> Goal of the exercise
Please copy every one of the rows below without changing anything.

= = =

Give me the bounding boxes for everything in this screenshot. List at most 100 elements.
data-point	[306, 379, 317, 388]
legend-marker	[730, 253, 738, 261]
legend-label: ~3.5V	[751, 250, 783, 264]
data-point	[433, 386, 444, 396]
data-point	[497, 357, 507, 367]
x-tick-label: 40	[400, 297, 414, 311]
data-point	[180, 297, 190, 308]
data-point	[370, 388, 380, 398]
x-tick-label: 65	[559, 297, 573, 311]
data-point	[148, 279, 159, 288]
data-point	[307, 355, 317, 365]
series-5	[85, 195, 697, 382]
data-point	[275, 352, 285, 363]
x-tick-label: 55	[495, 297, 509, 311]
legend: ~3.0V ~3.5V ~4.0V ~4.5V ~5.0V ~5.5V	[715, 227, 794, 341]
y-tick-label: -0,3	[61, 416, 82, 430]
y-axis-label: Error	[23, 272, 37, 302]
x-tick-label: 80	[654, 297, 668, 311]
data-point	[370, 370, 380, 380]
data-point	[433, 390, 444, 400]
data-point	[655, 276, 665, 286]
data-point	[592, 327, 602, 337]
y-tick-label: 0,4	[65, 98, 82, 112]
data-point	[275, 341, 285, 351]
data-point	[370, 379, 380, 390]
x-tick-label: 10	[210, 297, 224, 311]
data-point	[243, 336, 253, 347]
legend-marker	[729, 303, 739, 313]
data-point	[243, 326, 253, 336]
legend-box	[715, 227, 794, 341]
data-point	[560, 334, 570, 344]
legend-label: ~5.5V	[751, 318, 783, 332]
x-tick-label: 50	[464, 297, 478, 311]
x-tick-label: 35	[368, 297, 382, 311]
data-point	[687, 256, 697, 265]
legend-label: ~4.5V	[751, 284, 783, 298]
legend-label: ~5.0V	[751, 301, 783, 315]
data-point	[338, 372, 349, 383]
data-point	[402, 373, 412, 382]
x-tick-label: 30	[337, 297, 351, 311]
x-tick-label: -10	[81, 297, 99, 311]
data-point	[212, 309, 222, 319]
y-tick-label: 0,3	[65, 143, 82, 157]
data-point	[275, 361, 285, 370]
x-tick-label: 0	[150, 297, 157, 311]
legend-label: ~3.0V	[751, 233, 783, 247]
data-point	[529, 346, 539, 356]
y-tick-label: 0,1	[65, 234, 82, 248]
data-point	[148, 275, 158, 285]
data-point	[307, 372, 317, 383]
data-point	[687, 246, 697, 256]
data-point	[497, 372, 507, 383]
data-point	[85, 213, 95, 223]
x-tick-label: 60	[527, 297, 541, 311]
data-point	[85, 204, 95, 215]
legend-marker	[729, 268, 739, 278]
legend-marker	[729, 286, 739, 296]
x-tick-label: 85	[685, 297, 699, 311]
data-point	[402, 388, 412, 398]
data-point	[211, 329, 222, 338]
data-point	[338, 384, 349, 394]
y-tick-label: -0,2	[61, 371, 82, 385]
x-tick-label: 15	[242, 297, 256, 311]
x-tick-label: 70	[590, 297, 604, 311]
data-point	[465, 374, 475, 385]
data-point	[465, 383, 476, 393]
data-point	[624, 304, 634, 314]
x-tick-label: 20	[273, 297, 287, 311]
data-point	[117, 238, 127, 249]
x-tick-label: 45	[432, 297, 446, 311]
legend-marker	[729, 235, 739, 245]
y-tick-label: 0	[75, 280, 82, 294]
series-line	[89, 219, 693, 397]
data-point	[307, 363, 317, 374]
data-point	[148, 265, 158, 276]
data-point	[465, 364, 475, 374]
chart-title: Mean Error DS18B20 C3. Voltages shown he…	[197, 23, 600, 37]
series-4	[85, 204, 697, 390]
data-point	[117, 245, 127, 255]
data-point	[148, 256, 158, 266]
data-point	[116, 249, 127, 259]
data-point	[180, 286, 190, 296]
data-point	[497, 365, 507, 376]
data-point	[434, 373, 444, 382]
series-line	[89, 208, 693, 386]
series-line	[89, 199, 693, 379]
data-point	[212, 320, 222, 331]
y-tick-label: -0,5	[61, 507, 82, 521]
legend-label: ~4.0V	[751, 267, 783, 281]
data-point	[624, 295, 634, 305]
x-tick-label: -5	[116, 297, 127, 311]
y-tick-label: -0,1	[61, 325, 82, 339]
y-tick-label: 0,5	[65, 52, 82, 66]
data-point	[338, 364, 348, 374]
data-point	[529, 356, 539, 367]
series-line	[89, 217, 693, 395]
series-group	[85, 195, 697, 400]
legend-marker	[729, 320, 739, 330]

= = =

> Exercise response
Give me the bounding boxes for everything in this screenshot. List at most 100 elements.
data-point	[306, 379, 317, 388]
legend-marker	[730, 253, 738, 261]
legend-label: ~3.5V	[751, 250, 783, 264]
data-point	[433, 386, 444, 396]
data-point	[497, 357, 507, 367]
x-tick-label: 40	[400, 297, 414, 311]
data-point	[180, 297, 190, 308]
data-point	[370, 388, 380, 398]
x-tick-label: 65	[559, 297, 573, 311]
data-point	[148, 279, 159, 288]
data-point	[307, 355, 317, 365]
series-5	[85, 195, 697, 382]
data-point	[275, 352, 285, 363]
x-tick-label: 55	[495, 297, 509, 311]
legend: ~3.0V ~3.5V ~4.0V ~4.5V ~5.0V ~5.5V	[715, 227, 794, 341]
y-tick-label: -0,3	[61, 416, 82, 430]
y-axis-label: Error	[23, 272, 37, 302]
x-tick-label: 80	[654, 297, 668, 311]
data-point	[370, 370, 380, 380]
data-point	[433, 390, 444, 400]
data-point	[655, 276, 665, 286]
data-point	[592, 327, 602, 337]
y-tick-label: 0,4	[65, 98, 82, 112]
data-point	[275, 341, 285, 351]
data-point	[370, 379, 380, 390]
x-tick-label: 10	[210, 297, 224, 311]
data-point	[243, 336, 253, 347]
legend-marker	[729, 303, 739, 313]
data-point	[243, 326, 253, 336]
legend-box	[715, 227, 794, 341]
data-point	[560, 334, 570, 344]
legend-label: ~5.5V	[751, 318, 783, 332]
x-tick-label: 50	[464, 297, 478, 311]
x-tick-label: 35	[368, 297, 382, 311]
data-point	[687, 256, 697, 265]
legend-label: ~4.5V	[751, 284, 783, 298]
legend-label: ~5.0V	[751, 301, 783, 315]
data-point	[338, 372, 349, 383]
data-point	[402, 373, 412, 382]
x-tick-label: 30	[337, 297, 351, 311]
x-tick-label: -10	[81, 297, 99, 311]
data-point	[212, 309, 222, 319]
y-tick-label: 0,3	[65, 143, 82, 157]
data-point	[275, 361, 285, 370]
x-tick-label: 0	[150, 297, 157, 311]
legend-label: ~3.0V	[751, 233, 783, 247]
data-point	[529, 346, 539, 356]
y-tick-label: 0,1	[65, 234, 82, 248]
data-point	[148, 275, 158, 285]
data-point	[307, 372, 317, 383]
data-point	[687, 246, 697, 256]
data-point	[497, 372, 507, 383]
data-point	[85, 213, 95, 223]
x-tick-label: 60	[527, 297, 541, 311]
data-point	[85, 204, 95, 215]
legend-marker	[729, 268, 739, 278]
legend-marker	[729, 286, 739, 296]
x-tick-label: 85	[685, 297, 699, 311]
data-point	[402, 388, 412, 398]
data-point	[211, 329, 222, 338]
data-point	[338, 384, 349, 394]
y-tick-label: -0,2	[61, 371, 82, 385]
x-tick-label: 15	[242, 297, 256, 311]
x-tick-label: 70	[590, 297, 604, 311]
data-point	[465, 374, 475, 385]
data-point	[465, 383, 476, 393]
data-point	[624, 304, 634, 314]
x-tick-label: 20	[273, 297, 287, 311]
data-point	[117, 238, 127, 249]
x-tick-label: 45	[432, 297, 446, 311]
legend-marker	[729, 235, 739, 245]
y-tick-label: 0	[75, 280, 82, 294]
series-line	[89, 219, 693, 397]
data-point	[307, 363, 317, 374]
data-point	[148, 265, 158, 276]
data-point	[465, 364, 475, 374]
chart-title: Mean Error DS18B20 C3. Voltages shown he…	[197, 23, 600, 37]
series-4	[85, 204, 697, 390]
data-point	[117, 245, 127, 255]
data-point	[148, 256, 158, 266]
data-point	[116, 249, 127, 259]
data-point	[180, 286, 190, 296]
data-point	[497, 365, 507, 376]
data-point	[434, 373, 444, 382]
series-line	[89, 208, 693, 386]
series-line	[89, 199, 693, 379]
data-point	[212, 320, 222, 331]
y-tick-label: -0,5	[61, 507, 82, 521]
legend-label: ~4.0V	[751, 267, 783, 281]
data-point	[624, 295, 634, 305]
x-tick-label: -5	[116, 297, 127, 311]
y-tick-label: -0,1	[61, 325, 82, 339]
y-tick-label: 0,5	[65, 52, 82, 66]
data-point	[338, 364, 348, 374]
data-point	[529, 356, 539, 367]
series-line	[89, 217, 693, 395]
series-group	[85, 195, 697, 400]
legend-marker	[729, 320, 739, 330]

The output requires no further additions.